■ **SELECTED EXCERPT**:
== == ==
It’s a Chris DeGarmo and Geoff Tate composition and another Queensryche single that clocks in over 5 minutes. It’s basically a love song and a road song rolled into one, but devoid of clichés and overused words. On the Japanese edition of “Empire”, Chris DeGarmo said that the song was inspired by “being on the road for a very long time and Geoff Tate was thinking about a woman he loves”.
In the December 1990 issue of Metal Edge, Geoff Tate basically said “”Jet City Woman is about a woman from Seattle.” Wikipedia tells the story that it was written about Geoff Tate’s first wife, who was a flight attendant
The song has so many mood changes that are absent from so many of today’s “hits”. Hell, the first 43 seconds of the song is all instrumental. In the FFDP/Shinedown world they would be into their second chorus by then.
0.00 to 0.07
The simple bass and high hats groove has me nodding my head almost instantly. It is not made for radio, but a radio hit it became. It’s interesting how Eddie Jackson employs picks for the studio and uses his fingers for performing live. Using a pick, just brings out the mids so that the bass line stands out.
0.08 to 0.25
Then Chris DeGarmo comes in with a little lead break.
0.26 to 0.43
Then Michael Wilton comes in, with power chords crashing all around and the energy of the song picks up, with a lead break full of bluesy double stop bends. Check out the progressive way Scott Rockenfield drums this simple 4/4 section, especially towards the end as it phases from the intro into the verse.
I’m hooked by know.
0.44 to 1.17
Then the verses come. The arpeggiated chords with the B and E as open strings, showed me a different way to play. Years later, I would learn that this method is something that Alex Lifeson employed a lot in Rush. Anyway, hearing the clean tone arpeggios, over the intro bass guitar line is familiar and new. Rockenfield makes the verses rock when they shouldn’t. For any drummer in the scene, listen and learn.
== == ==
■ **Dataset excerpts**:
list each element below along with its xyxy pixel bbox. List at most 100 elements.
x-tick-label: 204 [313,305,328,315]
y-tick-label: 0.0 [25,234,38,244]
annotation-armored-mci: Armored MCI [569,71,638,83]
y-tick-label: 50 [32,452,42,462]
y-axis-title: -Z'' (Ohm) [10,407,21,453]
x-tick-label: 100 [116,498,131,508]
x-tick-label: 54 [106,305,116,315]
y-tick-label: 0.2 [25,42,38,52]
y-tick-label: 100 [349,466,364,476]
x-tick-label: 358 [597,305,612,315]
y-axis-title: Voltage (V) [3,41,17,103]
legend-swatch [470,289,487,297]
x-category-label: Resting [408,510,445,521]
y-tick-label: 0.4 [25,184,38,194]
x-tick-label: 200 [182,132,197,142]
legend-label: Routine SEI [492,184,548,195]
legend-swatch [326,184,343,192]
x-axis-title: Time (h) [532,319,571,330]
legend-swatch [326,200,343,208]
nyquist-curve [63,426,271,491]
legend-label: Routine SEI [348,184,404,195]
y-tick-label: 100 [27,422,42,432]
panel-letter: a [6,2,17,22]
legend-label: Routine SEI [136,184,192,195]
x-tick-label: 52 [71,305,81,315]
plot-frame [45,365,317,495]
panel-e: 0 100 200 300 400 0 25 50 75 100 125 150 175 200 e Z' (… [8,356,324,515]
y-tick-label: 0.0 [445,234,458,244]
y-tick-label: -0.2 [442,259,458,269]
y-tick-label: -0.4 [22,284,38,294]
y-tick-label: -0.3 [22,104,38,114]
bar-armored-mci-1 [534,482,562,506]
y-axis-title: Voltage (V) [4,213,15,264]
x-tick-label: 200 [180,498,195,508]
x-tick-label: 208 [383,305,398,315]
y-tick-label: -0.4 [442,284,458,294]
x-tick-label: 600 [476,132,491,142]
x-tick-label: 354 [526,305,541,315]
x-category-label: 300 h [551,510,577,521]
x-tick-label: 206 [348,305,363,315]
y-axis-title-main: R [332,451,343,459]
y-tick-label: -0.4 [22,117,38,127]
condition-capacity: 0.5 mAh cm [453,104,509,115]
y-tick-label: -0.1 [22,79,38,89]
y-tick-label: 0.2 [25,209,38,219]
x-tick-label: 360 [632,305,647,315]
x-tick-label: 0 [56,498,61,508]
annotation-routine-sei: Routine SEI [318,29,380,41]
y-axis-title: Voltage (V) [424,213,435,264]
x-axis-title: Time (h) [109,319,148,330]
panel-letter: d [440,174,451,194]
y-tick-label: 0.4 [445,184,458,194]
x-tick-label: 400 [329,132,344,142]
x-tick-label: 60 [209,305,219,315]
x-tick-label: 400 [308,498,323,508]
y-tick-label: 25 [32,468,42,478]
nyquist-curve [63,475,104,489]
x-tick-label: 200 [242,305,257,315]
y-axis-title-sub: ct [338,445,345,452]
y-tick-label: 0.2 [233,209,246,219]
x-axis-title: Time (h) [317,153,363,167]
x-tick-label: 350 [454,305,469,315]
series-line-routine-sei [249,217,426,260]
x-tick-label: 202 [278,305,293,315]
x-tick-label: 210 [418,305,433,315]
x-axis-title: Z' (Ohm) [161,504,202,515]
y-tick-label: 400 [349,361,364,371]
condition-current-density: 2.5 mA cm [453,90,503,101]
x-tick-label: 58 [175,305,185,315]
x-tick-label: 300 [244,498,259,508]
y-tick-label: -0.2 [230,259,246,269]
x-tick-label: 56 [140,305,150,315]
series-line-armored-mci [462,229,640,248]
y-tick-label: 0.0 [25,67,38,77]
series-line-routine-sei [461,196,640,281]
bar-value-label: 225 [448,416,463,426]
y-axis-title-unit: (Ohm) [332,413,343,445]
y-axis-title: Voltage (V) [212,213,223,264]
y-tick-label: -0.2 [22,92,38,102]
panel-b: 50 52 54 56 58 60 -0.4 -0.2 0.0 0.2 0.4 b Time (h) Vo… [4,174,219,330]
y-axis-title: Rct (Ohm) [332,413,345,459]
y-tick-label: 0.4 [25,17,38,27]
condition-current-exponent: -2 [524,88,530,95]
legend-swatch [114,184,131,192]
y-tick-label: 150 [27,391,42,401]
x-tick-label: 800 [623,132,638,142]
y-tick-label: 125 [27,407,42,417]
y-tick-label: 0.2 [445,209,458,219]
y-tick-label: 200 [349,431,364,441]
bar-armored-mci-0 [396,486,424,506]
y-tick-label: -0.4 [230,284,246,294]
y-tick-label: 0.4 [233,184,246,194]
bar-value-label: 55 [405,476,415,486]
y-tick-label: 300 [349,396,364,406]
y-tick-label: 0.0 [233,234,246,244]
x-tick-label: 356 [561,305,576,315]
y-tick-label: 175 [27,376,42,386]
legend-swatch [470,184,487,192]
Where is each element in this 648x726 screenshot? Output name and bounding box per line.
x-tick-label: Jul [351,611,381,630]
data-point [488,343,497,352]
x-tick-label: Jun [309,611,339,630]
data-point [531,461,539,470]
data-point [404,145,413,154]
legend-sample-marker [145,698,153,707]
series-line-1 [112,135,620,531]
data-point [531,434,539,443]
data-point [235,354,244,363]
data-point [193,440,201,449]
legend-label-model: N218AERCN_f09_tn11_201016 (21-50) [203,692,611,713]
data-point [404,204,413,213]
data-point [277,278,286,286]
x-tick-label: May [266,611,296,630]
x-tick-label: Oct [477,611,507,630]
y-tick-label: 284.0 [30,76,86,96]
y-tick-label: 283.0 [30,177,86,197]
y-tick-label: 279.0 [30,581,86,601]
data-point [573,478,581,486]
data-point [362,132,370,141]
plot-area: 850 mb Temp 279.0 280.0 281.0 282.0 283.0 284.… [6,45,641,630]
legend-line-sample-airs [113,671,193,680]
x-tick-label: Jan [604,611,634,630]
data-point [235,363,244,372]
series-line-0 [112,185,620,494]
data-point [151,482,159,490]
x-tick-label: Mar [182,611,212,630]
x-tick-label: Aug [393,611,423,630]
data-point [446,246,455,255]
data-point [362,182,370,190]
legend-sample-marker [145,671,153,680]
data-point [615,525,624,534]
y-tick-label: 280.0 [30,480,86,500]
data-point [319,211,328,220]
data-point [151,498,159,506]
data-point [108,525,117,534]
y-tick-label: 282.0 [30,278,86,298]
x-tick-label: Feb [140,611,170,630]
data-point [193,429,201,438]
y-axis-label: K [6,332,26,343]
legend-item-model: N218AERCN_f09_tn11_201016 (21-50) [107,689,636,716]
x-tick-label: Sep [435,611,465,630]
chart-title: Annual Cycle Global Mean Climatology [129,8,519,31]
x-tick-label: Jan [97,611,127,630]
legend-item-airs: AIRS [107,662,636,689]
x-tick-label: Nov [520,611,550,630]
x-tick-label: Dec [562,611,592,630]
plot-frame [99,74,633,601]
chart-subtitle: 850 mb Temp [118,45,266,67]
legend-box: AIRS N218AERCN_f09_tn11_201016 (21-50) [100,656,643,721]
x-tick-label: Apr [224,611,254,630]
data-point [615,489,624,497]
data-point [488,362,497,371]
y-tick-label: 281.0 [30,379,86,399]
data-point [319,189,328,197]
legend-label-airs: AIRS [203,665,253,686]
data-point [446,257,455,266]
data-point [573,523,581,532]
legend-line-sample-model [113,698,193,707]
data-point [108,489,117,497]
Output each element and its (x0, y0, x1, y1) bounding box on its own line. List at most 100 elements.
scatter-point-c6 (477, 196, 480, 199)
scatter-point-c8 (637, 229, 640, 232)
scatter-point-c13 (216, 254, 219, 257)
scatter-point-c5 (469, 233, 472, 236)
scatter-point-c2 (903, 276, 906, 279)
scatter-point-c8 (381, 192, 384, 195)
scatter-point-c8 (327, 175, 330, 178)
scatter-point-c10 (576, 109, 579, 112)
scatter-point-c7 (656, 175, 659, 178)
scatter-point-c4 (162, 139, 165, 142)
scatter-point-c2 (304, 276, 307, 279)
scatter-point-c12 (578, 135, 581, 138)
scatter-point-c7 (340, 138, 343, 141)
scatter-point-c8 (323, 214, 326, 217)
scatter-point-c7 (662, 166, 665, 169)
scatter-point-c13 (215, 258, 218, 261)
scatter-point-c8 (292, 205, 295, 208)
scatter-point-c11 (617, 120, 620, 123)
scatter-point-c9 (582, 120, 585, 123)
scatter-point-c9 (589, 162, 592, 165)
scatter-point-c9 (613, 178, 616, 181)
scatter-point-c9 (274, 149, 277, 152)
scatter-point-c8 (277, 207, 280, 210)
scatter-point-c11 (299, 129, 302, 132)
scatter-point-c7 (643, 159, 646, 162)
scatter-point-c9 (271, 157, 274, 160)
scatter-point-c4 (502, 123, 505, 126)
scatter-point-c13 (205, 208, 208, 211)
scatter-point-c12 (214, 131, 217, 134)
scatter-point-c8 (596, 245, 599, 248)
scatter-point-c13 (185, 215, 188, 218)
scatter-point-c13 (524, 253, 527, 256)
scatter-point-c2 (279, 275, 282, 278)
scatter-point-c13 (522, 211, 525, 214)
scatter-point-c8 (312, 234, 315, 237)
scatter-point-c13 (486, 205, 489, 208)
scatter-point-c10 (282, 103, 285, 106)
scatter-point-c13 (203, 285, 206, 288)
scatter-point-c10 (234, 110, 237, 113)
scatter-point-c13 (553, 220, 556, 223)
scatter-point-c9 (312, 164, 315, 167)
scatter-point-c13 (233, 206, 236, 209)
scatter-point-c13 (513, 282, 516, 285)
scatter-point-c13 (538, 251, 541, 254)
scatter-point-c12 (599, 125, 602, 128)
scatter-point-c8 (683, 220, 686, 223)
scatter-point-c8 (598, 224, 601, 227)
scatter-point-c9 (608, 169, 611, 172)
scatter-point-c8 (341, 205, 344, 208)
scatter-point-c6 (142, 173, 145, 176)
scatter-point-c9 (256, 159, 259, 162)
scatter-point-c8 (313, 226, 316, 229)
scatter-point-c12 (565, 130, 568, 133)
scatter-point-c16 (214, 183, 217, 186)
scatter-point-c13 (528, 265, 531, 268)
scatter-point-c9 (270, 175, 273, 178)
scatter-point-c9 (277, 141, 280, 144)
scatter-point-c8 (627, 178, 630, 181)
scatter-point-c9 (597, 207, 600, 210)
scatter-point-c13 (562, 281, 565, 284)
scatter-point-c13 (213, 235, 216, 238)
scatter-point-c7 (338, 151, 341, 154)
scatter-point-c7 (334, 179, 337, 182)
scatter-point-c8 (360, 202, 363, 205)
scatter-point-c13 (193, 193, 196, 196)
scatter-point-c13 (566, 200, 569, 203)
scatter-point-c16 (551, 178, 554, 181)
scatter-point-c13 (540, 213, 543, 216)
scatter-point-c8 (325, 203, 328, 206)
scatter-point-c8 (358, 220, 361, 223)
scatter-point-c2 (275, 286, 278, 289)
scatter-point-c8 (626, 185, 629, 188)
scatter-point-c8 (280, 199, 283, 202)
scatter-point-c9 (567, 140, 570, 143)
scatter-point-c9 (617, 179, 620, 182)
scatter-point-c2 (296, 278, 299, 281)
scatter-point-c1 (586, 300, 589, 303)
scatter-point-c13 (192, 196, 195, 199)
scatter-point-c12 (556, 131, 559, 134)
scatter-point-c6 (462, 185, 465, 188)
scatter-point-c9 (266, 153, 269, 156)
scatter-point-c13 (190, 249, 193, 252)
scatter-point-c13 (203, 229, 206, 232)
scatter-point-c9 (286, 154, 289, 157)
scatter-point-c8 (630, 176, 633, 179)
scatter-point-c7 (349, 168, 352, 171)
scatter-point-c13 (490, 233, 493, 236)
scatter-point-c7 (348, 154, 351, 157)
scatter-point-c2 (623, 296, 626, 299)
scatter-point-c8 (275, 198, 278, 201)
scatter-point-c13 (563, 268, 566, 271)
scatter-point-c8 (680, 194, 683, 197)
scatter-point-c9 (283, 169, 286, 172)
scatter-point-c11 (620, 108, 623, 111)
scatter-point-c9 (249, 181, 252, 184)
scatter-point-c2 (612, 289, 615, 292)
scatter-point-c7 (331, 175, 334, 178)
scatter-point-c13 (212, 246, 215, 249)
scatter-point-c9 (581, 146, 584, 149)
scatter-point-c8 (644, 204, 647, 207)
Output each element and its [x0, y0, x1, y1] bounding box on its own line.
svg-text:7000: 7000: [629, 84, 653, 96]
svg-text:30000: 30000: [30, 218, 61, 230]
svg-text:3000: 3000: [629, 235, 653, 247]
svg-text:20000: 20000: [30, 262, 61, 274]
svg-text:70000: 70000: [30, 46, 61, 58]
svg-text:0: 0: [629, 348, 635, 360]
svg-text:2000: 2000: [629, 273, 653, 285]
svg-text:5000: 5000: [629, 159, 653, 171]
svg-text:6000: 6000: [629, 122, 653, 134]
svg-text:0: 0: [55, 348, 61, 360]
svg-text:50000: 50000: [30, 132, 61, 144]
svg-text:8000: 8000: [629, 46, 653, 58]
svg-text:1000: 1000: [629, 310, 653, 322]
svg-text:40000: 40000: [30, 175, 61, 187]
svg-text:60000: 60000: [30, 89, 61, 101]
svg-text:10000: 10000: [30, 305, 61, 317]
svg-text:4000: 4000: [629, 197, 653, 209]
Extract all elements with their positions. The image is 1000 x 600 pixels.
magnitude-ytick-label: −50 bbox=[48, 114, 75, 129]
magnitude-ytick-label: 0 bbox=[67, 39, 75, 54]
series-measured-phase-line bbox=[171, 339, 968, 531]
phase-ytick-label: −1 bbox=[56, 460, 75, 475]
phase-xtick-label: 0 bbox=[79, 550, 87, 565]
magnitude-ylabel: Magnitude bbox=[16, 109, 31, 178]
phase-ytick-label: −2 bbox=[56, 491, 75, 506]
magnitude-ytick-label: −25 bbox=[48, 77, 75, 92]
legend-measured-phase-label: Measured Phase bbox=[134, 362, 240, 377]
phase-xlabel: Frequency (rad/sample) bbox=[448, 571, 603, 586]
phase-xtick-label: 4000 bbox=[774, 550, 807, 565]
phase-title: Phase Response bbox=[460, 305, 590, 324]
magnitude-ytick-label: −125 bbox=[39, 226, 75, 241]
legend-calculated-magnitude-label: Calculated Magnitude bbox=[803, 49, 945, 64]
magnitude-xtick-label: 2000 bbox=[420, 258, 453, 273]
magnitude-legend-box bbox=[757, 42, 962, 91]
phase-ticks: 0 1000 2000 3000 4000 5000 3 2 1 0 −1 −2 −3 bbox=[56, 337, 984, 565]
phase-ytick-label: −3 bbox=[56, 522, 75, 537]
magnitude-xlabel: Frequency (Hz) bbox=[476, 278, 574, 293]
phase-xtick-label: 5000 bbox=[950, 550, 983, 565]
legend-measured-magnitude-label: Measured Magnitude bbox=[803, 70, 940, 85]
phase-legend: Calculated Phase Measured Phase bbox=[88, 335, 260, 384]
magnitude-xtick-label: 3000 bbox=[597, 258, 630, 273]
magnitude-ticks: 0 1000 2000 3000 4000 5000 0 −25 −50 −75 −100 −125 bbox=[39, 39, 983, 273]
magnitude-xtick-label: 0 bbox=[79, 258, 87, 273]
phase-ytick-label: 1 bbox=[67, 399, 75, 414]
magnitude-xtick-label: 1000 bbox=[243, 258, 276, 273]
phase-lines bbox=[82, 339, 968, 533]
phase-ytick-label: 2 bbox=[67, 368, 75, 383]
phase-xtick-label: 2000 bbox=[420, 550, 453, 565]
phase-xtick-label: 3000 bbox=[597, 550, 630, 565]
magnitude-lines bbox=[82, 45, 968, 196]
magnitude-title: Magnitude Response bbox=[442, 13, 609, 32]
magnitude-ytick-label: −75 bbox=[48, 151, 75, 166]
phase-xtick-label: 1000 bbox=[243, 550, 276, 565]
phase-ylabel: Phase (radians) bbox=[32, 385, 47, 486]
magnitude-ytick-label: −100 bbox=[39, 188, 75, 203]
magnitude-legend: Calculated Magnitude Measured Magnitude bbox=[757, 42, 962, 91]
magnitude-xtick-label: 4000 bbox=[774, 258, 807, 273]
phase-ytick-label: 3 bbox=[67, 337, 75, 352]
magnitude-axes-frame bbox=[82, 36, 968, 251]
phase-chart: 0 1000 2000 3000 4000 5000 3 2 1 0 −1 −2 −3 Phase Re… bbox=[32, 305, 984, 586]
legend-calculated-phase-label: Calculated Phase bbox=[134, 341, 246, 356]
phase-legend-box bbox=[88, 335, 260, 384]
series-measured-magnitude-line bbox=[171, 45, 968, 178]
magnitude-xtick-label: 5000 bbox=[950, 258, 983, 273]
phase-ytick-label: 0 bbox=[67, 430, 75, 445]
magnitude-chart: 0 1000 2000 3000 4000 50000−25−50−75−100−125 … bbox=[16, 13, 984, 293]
== == ==
■ **TASK DESCRIPTION**:
Answer these questions from the song commentary above, one answer per line, numbered to match:
1. In which magazine issue did Geoff Tate say the song is about a woman from Seattle?
2. How many seconds of the song's opening are all instrumental?
3. How does Eddie Jackson play bass in the studio, and how does he play it live?

■ **RESPONSE BOX**:
1. The December 1990 issue of Metal Edge.
2. 43 seconds.
3. He uses picks in the studio and his fingers when performing live.